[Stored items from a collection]

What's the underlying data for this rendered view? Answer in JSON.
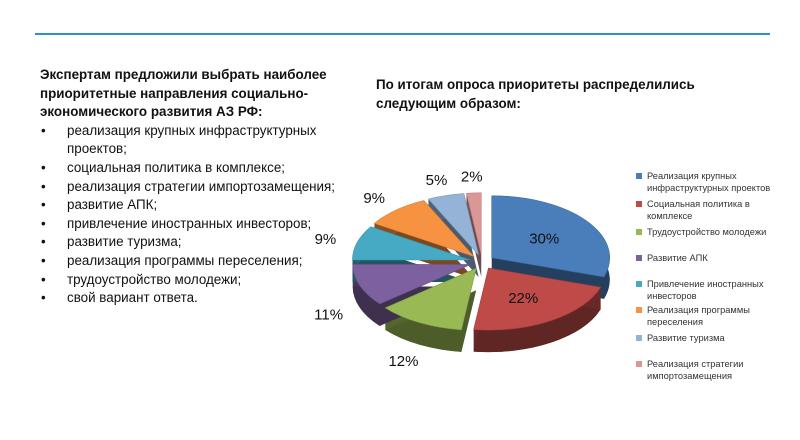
{
  "left": {
    "intro": "Экспертам предложили выбрать наиболее приоритетные направления социально-экономического развития АЗ РФ:",
    "bullets": [
      "реализация крупных инфраструктурных проектов;",
      "социальная политика в комплексе;",
      "реализация стратегии импортозамещения;",
      "развитие АПК;",
      "привлечение иностранных инвесторов;",
      "развитие туризма;",
      "реализация программы переселения;",
      "трудоустройство молодежи;",
      "свой вариант ответа."
    ]
  },
  "chart_data": {
    "type": "pie",
    "title": "По итогам опроса приоритеты распределились следующим образом:",
    "legend_position": "right",
    "categories": [
      "Реализация крупных инфраструктурных проектов",
      "Социальная политика в комплексе",
      "Трудоустройство молодежи",
      "Развитие АПК",
      "Привлечение иностранных инвесторов",
      "Реализация программы переселения",
      "Развитие туризма",
      "Реализация стратегии импортозамещения"
    ],
    "values": [
      30,
      22,
      12,
      11,
      9,
      9,
      5,
      2
    ],
    "labels": [
      "30%",
      "22%",
      "12%",
      "11%",
      "9%",
      "9%",
      "5%",
      "2%"
    ],
    "colors": [
      "#4a7ebb",
      "#be4b48",
      "#98b954",
      "#7d60a0",
      "#46aac5",
      "#f69240",
      "#95b3d7",
      "#d99795"
    ]
  }
}
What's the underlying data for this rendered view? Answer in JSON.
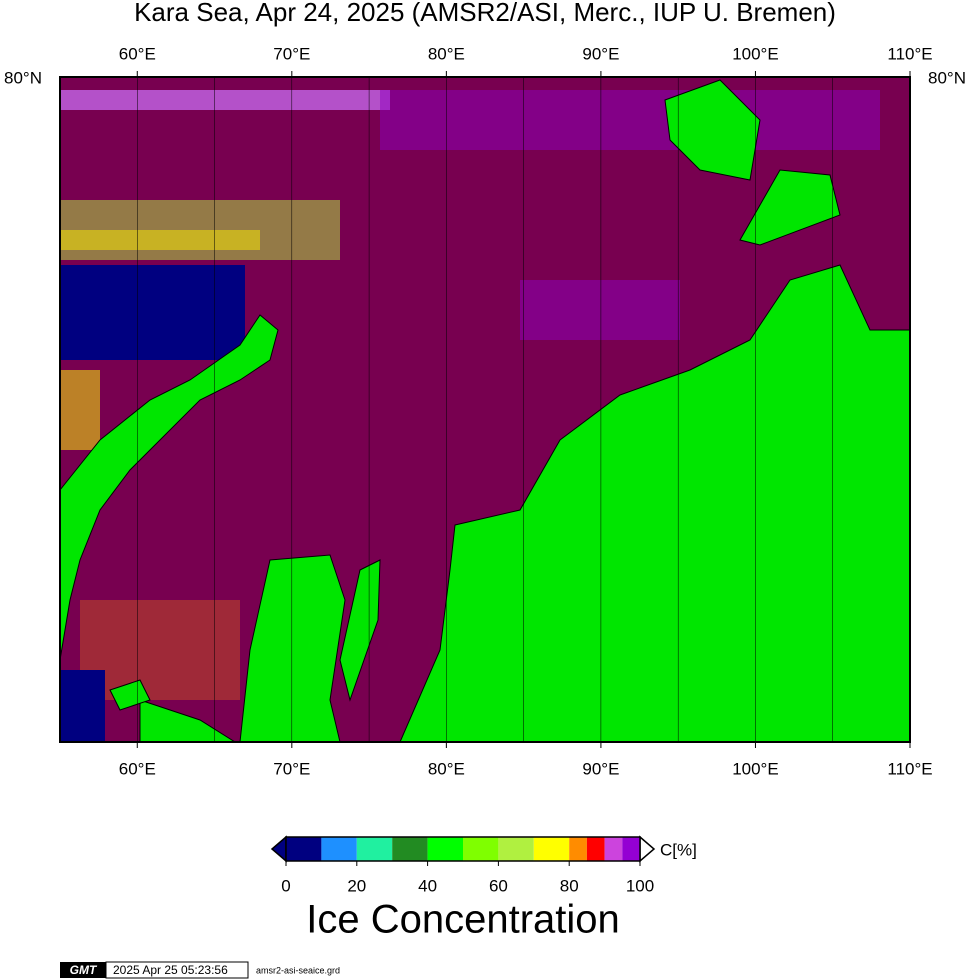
{
  "title": "Kara Sea, Apr 24, 2025 (AMSR2/ASI, Merc., IUP U. Bremen)",
  "map": {
    "xlim": [
      55,
      110
    ],
    "lon_ticks": [
      {
        "value": 60,
        "label": "60°E"
      },
      {
        "value": 70,
        "label": "70°E"
      },
      {
        "value": 80,
        "label": "80°E"
      },
      {
        "value": 90,
        "label": "90°E"
      },
      {
        "value": 100,
        "label": "100°E"
      },
      {
        "value": 110,
        "label": "110°E"
      }
    ],
    "gridlines": [
      65,
      75,
      85,
      95,
      105
    ],
    "lat_tick": {
      "value": 80,
      "label": "80°N"
    },
    "water_color": "#780050",
    "land_color": "#00e600"
  },
  "colorbar": {
    "clim": [
      0,
      100
    ],
    "ticks": [
      0,
      20,
      40,
      60,
      80,
      100
    ],
    "unit": "C[%]",
    "label": "Ice Concentration",
    "segments": [
      {
        "from": 0,
        "to": 10,
        "color": "#000080"
      },
      {
        "from": 10,
        "to": 20,
        "color": "#1e90ff"
      },
      {
        "from": 20,
        "to": 30,
        "color": "#20f0a0"
      },
      {
        "from": 30,
        "to": 40,
        "color": "#228b22"
      },
      {
        "from": 40,
        "to": 50,
        "color": "#00ff00"
      },
      {
        "from": 50,
        "to": 60,
        "color": "#7fff00"
      },
      {
        "from": 60,
        "to": 70,
        "color": "#b0f040"
      },
      {
        "from": 70,
        "to": 80,
        "color": "#ffff00"
      },
      {
        "from": 80,
        "to": 85,
        "color": "#ff8c00"
      },
      {
        "from": 85,
        "to": 90,
        "color": "#ff0000"
      },
      {
        "from": 90,
        "to": 95,
        "color": "#cc44dd"
      },
      {
        "from": 95,
        "to": 100,
        "color": "#9400d3"
      }
    ]
  },
  "footer": {
    "logo": "GMT",
    "timestamp": "2025 Apr 25 05:23:56",
    "file": "amsr2-asi-seaice.grd"
  }
}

--- TASK INSTRUCTIONS ---
Write every entry out again exactly, dropping the pictures.

--- EXERCISE RESULT ---
What's the underlying data for this rendered view? Answer in JSON.
{
  "left": {
    "intro": "Экспертам предложили выбрать наиболее приоритетные направления социально-экономического развития АЗ РФ:",
    "bullets": [
      "реализация крупных инфраструктурных проектов;",
      "социальная политика в комплексе;",
      "реализация стратегии импортозамещения;",
      "развитие АПК;",
      "привлечение иностранных инвесторов;",
      "развитие туризма;",
      "реализация программы переселения;",
      "трудоустройство молодежи;",
      "свой вариант ответа."
    ]
  },
  "chart_data": {
    "type": "pie",
    "title": "По итогам опроса приоритеты распределились следующим образом:",
    "legend_position": "right",
    "categories": [
      "Реализация крупных инфраструктурных проектов",
      "Социальная политика в комплексе",
      "Трудоустройство молодежи",
      "Развитие АПК",
      "Привлечение иностранных инвесторов",
      "Реализация программы переселения",
      "Развитие туризма",
      "Реализация стратегии импортозамещения"
    ],
    "values": [
      30,
      22,
      12,
      11,
      9,
      9,
      5,
      2
    ],
    "labels": [
      "30%",
      "22%",
      "12%",
      "11%",
      "9%",
      "9%",
      "5%",
      "2%"
    ],
    "colors": [
      "#4a7ebb",
      "#be4b48",
      "#98b954",
      "#7d60a0",
      "#46aac5",
      "#f69240",
      "#95b3d7",
      "#d99795"
    ]
  }
}
What's the underlying data for this rendered view? Answer in JSON.
{
  "title": "Kara Sea, Apr 24, 2025 (AMSR2/ASI, Merc., IUP U. Bremen)",
  "map": {
    "xlim": [
      55,
      110
    ],
    "lon_ticks": [
      {
        "value": 60,
        "label": "60°E"
      },
      {
        "value": 70,
        "label": "70°E"
      },
      {
        "value": 80,
        "label": "80°E"
      },
      {
        "value": 90,
        "label": "90°E"
      },
      {
        "value": 100,
        "label": "100°E"
      },
      {
        "value": 110,
        "label": "110°E"
      }
    ],
    "gridlines": [
      65,
      75,
      85,
      95,
      105
    ],
    "lat_tick": {
      "value": 80,
      "label": "80°N"
    },
    "water_color": "#780050",
    "land_color": "#00e600"
  },
  "colorbar": {
    "clim": [
      0,
      100
    ],
    "ticks": [
      0,
      20,
      40,
      60,
      80,
      100
    ],
    "unit": "C[%]",
    "label": "Ice Concentration",
    "segments": [
      {
        "from": 0,
        "to": 10,
        "color": "#000080"
      },
      {
        "from": 10,
        "to": 20,
        "color": "#1e90ff"
      },
      {
        "from": 20,
        "to": 30,
        "color": "#20f0a0"
      },
      {
        "from": 30,
        "to": 40,
        "color": "#228b22"
      },
      {
        "from": 40,
        "to": 50,
        "color": "#00ff00"
      },
      {
        "from": 50,
        "to": 60,
        "color": "#7fff00"
      },
      {
        "from": 60,
        "to": 70,
        "color": "#b0f040"
      },
      {
        "from": 70,
        "to": 80,
        "color": "#ffff00"
      },
      {
        "from": 80,
        "to": 85,
        "color": "#ff8c00"
      },
      {
        "from": 85,
        "to": 90,
        "color": "#ff0000"
      },
      {
        "from": 90,
        "to": 95,
        "color": "#cc44dd"
      },
      {
        "from": 95,
        "to": 100,
        "color": "#9400d3"
      }
    ]
  },
  "footer": {
    "logo": "GMT",
    "timestamp": "2025 Apr 25 05:23:56",
    "file": "amsr2-asi-seaice.grd"
  }
}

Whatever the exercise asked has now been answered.